TASK DETAILS: Starting at the line that has "svg-text:Feb: Feb [1053,856,1076,871]" and ending after the line that has "svg-text:Sep: Sep [1304,856,1328,871]", copy out the material with "Energy estimate" changed to "Estimated energy" and everything else left as it is.

Dataset items:
↓
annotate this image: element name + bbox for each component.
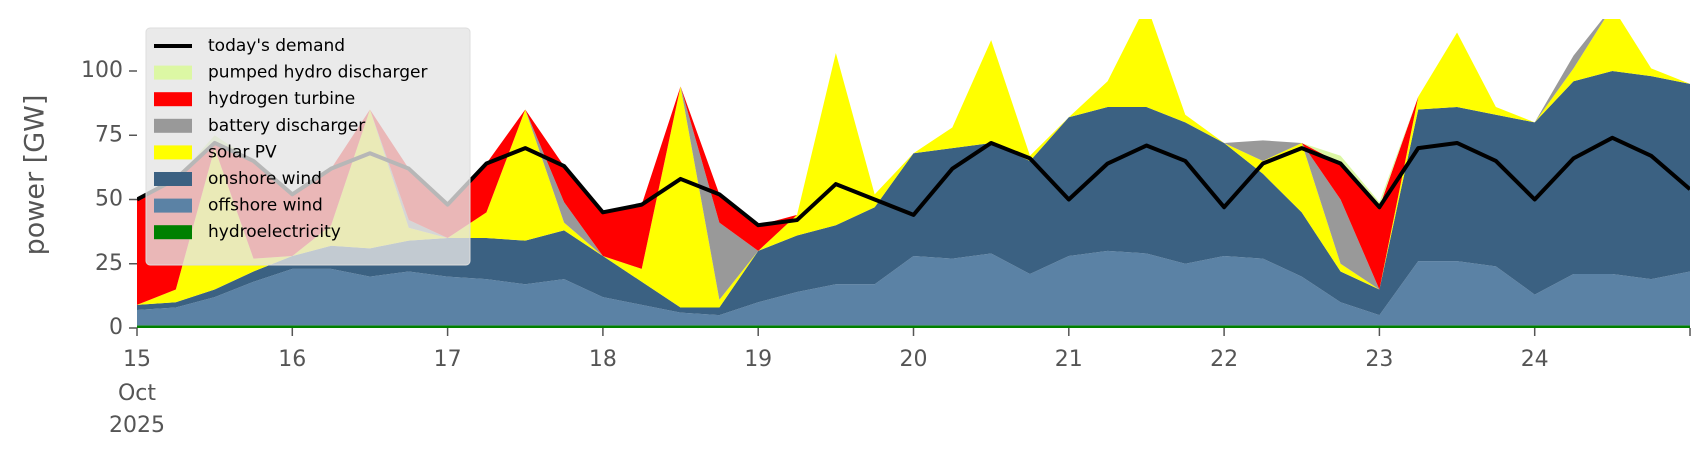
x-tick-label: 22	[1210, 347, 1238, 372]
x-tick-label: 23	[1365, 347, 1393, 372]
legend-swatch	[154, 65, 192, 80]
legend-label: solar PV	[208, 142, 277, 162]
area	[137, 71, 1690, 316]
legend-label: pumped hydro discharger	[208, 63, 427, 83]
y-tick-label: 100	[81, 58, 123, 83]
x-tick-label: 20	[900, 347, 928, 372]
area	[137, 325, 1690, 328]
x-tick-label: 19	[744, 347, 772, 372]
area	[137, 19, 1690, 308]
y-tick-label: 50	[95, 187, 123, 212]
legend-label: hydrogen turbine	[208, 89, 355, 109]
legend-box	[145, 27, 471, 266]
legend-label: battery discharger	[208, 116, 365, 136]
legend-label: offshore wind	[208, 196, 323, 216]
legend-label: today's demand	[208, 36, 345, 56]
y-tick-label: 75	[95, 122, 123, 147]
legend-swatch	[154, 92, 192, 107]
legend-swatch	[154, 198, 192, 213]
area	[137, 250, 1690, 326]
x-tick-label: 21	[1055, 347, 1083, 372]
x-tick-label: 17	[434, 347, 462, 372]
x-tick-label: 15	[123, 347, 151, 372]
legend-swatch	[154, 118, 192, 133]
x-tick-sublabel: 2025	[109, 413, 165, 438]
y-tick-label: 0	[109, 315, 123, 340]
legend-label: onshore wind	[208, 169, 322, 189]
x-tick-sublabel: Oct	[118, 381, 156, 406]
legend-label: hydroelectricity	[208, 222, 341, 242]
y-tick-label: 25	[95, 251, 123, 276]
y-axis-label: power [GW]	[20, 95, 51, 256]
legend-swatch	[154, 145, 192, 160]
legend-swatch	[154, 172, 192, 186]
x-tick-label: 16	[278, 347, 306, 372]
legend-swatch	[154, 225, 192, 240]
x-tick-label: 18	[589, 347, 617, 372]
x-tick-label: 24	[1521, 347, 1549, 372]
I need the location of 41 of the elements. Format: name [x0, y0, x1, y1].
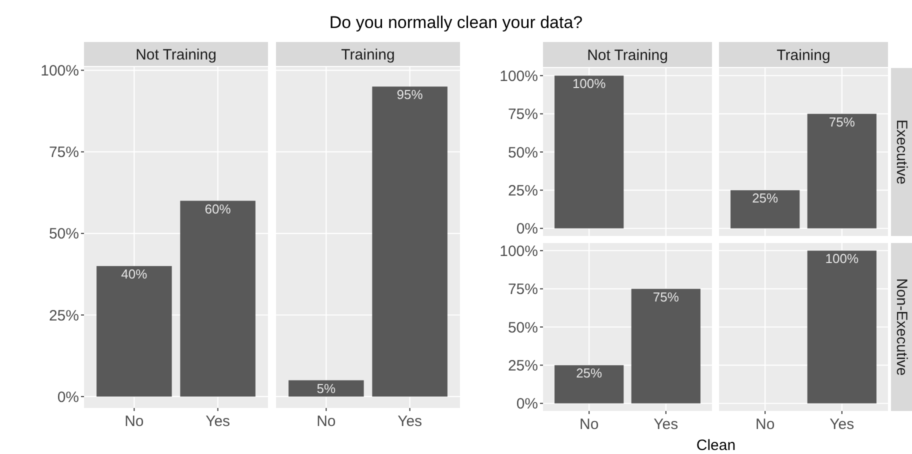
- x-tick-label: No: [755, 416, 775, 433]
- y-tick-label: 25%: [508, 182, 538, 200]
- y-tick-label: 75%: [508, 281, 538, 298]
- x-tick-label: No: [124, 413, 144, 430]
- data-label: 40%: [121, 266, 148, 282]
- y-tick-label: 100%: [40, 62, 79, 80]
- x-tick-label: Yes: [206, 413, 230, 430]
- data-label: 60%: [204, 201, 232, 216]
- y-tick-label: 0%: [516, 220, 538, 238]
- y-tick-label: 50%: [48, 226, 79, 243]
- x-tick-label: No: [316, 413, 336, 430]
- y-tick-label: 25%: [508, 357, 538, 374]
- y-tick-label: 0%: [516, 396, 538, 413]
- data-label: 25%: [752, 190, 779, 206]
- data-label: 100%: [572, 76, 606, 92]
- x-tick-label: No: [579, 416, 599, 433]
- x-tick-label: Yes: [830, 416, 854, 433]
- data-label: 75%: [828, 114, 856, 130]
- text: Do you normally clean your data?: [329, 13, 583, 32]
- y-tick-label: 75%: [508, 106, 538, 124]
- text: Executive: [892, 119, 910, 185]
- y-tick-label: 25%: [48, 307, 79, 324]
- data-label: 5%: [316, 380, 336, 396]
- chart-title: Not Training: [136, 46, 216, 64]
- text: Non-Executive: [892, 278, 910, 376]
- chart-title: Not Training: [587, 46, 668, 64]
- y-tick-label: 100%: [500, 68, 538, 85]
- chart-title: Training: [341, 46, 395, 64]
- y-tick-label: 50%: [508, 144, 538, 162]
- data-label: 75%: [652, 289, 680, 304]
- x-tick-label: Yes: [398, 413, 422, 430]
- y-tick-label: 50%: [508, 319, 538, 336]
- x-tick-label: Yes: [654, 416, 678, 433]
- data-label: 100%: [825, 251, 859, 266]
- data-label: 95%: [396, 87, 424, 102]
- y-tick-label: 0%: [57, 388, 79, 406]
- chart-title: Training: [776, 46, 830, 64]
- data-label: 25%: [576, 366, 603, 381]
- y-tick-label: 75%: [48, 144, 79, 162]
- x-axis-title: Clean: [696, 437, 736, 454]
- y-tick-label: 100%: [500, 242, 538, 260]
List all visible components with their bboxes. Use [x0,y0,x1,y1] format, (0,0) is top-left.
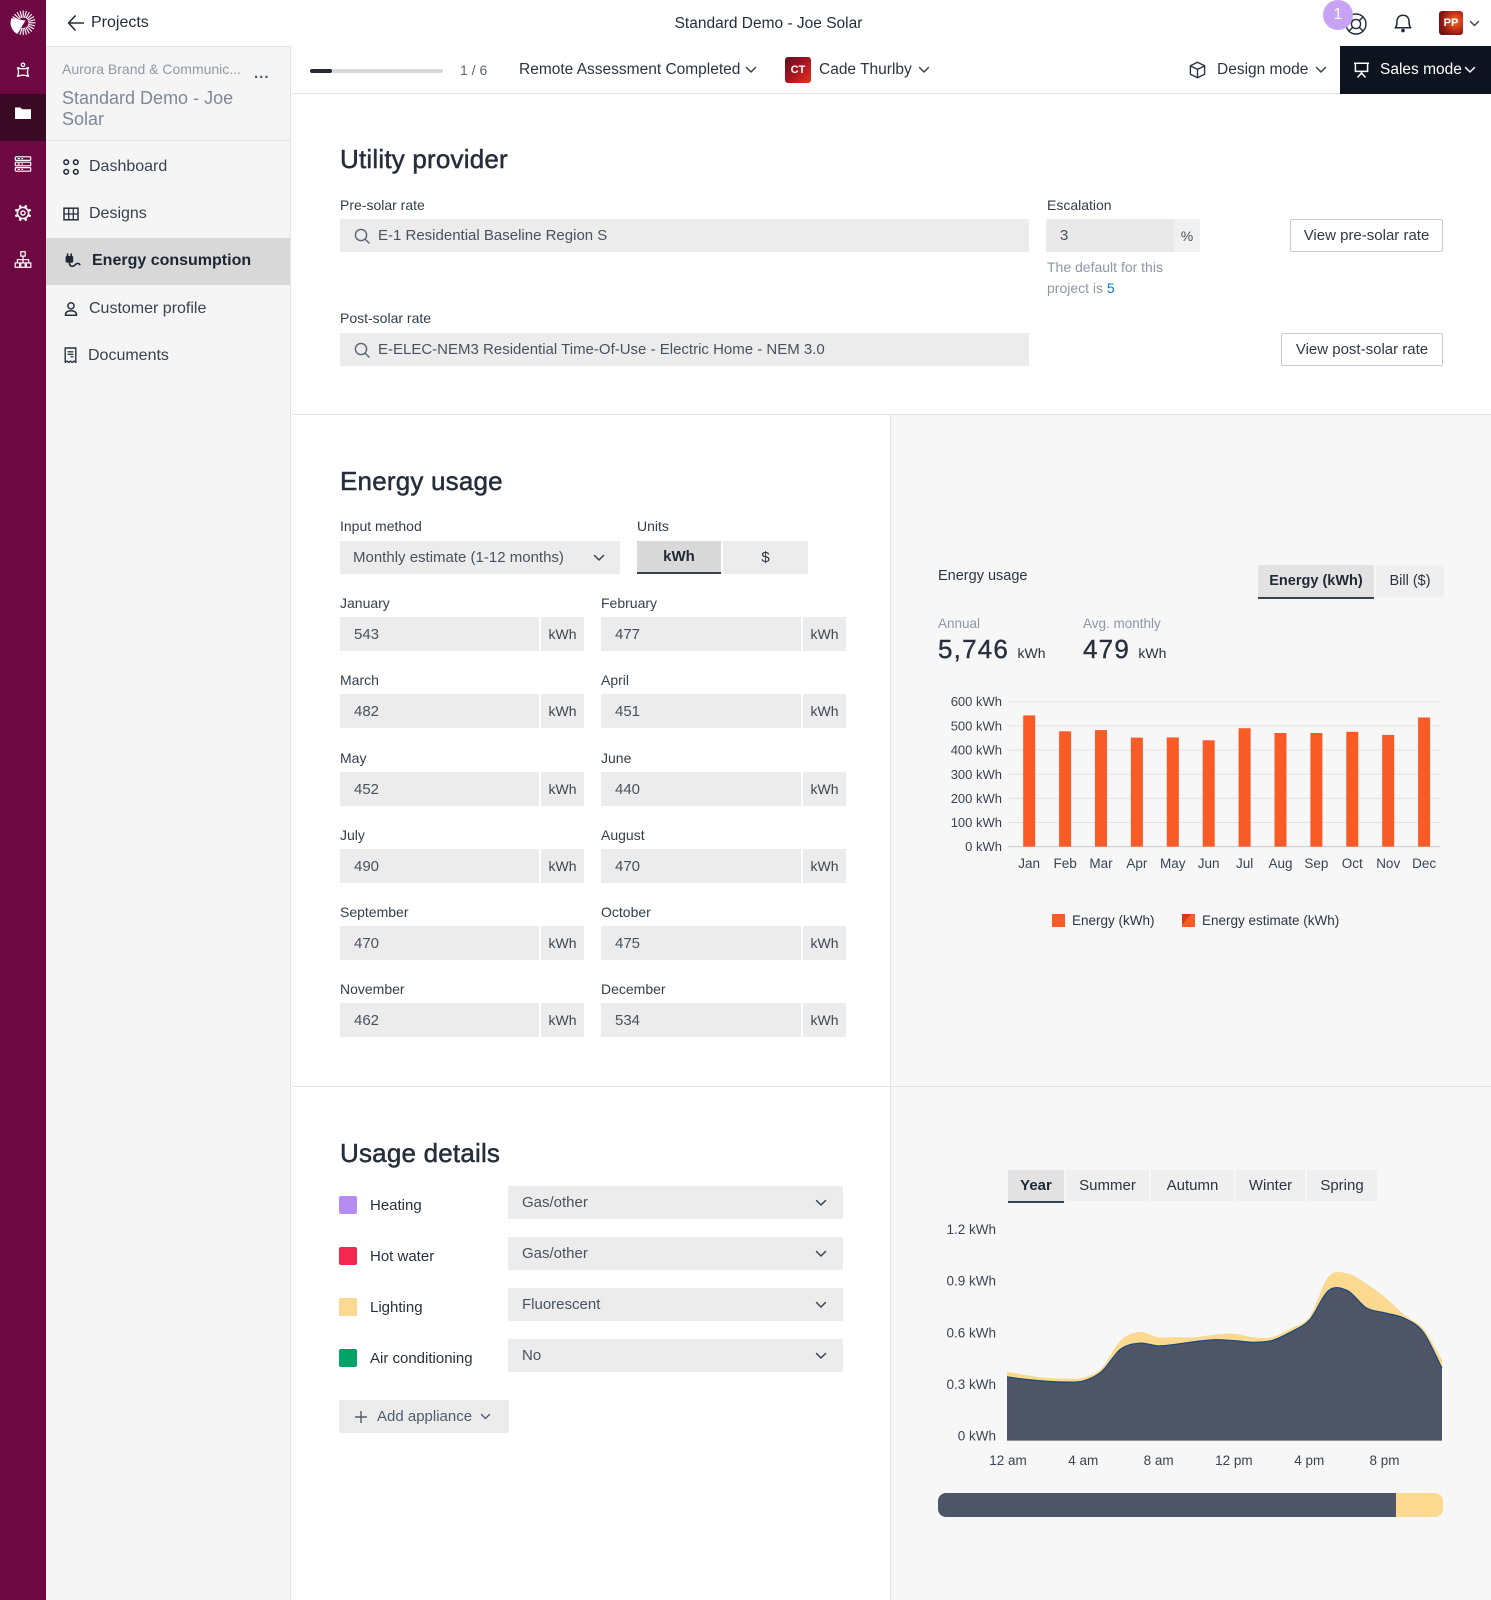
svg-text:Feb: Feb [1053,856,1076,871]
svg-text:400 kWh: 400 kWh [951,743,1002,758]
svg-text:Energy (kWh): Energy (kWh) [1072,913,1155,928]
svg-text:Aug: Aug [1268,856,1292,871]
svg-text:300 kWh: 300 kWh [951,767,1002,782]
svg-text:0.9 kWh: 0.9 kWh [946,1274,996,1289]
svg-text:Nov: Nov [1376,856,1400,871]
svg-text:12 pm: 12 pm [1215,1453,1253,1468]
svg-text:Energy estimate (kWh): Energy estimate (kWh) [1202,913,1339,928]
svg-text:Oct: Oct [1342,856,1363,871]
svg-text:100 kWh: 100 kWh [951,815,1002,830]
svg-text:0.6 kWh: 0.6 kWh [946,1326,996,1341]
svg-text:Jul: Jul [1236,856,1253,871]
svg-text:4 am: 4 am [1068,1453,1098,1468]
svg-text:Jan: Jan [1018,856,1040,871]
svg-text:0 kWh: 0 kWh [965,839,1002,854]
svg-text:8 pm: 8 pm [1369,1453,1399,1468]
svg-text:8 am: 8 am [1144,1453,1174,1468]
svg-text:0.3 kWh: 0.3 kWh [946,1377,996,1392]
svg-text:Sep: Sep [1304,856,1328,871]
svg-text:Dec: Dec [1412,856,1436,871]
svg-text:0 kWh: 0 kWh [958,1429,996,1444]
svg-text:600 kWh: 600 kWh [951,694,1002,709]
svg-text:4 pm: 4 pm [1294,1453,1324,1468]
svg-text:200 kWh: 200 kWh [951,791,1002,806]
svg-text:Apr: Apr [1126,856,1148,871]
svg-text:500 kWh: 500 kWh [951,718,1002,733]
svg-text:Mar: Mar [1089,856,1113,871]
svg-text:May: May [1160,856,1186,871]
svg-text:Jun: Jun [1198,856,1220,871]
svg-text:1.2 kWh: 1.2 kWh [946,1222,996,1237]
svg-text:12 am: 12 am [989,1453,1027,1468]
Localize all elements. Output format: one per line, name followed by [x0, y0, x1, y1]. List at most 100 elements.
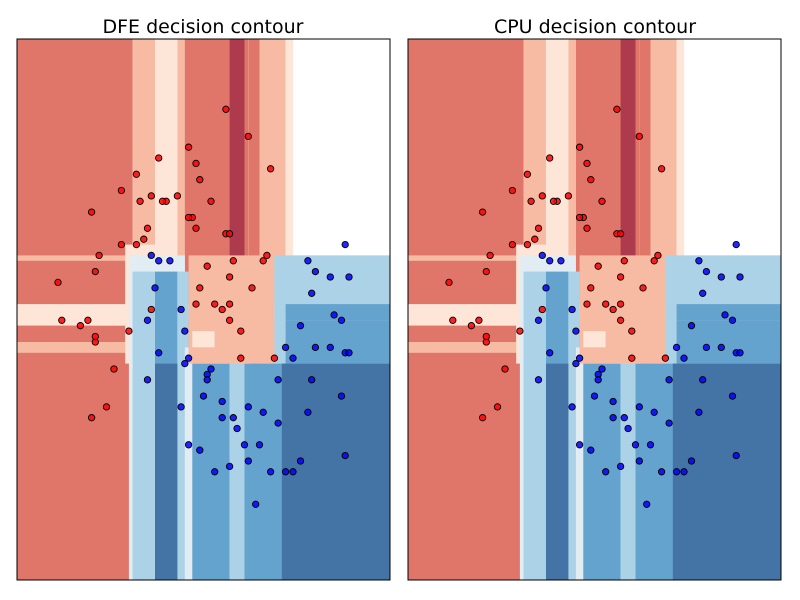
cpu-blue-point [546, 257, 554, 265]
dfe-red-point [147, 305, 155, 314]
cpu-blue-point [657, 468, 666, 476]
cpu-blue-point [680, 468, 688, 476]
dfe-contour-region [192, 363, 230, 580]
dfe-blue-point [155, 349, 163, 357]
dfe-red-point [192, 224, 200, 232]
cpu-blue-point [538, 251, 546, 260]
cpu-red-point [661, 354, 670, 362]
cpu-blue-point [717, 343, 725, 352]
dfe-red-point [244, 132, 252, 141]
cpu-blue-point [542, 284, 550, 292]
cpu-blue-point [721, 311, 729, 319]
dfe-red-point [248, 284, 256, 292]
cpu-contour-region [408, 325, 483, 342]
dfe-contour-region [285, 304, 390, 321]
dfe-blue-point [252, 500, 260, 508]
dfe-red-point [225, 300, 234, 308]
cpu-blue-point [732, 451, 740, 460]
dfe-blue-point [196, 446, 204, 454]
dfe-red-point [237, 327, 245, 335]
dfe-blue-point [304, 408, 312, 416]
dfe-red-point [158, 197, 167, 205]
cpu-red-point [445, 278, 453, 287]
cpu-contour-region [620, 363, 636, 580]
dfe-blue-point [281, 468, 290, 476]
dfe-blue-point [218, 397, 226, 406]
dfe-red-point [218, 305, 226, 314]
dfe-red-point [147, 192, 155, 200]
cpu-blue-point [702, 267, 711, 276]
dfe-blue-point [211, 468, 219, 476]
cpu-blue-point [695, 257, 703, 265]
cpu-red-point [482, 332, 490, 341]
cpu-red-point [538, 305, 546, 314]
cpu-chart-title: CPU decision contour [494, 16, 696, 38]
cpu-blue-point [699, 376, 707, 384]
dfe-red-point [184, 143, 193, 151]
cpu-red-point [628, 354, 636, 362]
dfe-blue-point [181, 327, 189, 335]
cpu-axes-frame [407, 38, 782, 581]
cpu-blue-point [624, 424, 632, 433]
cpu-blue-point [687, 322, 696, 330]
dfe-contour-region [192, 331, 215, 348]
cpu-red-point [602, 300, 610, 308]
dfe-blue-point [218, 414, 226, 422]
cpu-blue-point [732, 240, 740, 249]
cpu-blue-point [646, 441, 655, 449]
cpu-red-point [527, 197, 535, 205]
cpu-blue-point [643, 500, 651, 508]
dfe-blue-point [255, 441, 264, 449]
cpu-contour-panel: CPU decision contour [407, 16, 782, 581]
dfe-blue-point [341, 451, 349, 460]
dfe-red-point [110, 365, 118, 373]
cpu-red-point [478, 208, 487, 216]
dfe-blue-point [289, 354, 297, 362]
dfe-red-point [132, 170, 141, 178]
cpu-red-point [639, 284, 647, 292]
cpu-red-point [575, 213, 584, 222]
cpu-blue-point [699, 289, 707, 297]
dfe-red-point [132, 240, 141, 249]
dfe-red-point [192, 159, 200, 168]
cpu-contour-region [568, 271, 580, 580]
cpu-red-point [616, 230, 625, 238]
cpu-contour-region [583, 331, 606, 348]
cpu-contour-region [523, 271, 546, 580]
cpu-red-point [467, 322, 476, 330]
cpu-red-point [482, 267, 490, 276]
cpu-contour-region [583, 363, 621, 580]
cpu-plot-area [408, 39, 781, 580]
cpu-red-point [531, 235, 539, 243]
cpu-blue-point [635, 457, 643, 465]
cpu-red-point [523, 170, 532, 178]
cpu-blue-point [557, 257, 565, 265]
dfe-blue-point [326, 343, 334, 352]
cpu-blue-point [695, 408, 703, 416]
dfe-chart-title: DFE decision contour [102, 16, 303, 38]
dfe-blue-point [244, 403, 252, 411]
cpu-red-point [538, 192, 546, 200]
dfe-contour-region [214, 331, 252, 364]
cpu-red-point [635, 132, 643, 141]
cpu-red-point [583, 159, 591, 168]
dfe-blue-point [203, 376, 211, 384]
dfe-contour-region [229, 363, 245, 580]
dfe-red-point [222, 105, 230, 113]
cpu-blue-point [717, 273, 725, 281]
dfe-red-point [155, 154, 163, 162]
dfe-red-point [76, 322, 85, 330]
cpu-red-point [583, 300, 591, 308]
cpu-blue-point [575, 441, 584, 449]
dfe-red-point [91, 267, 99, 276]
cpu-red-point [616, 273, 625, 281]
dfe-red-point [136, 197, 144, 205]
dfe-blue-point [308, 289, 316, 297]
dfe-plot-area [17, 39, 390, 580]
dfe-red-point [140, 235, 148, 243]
↑
COMPLETE RESPONSE:
svg-text:Feb: Feb [1053,856,1076,871]
svg-text:400 kWh: 400 kWh [951,743,1002,758]
svg-text:Energy (kWh): Energy (kWh) [1072,913,1155,928]
svg-text:Aug: Aug [1268,856,1292,871]
svg-text:300 kWh: 300 kWh [951,767,1002,782]
svg-text:0.9 kWh: 0.9 kWh [946,1274,996,1289]
svg-text:Nov: Nov [1376,856,1400,871]
svg-text:12 pm: 12 pm [1215,1453,1253,1468]
svg-text:Estimated energy (kWh): Estimated energy (kWh) [1202,913,1339,928]
svg-text:Oct: Oct [1342,856,1363,871]
svg-text:100 kWh: 100 kWh [951,815,1002,830]
svg-text:0.6 kWh: 0.6 kWh [946,1326,996,1341]
svg-text:Jul: Jul [1236,856,1253,871]
svg-text:4 am: 4 am [1068,1453,1098,1468]
svg-text:Jan: Jan [1018,856,1040,871]
svg-text:0 kWh: 0 kWh [965,839,1002,854]
svg-text:8 pm: 8 pm [1369,1453,1399,1468]
svg-text:8 am: 8 am [1144,1453,1174,1468]
svg-text:0.3 kWh: 0.3 kWh [946,1377,996,1392]
svg-text:Sep: Sep [1304,856,1328,871]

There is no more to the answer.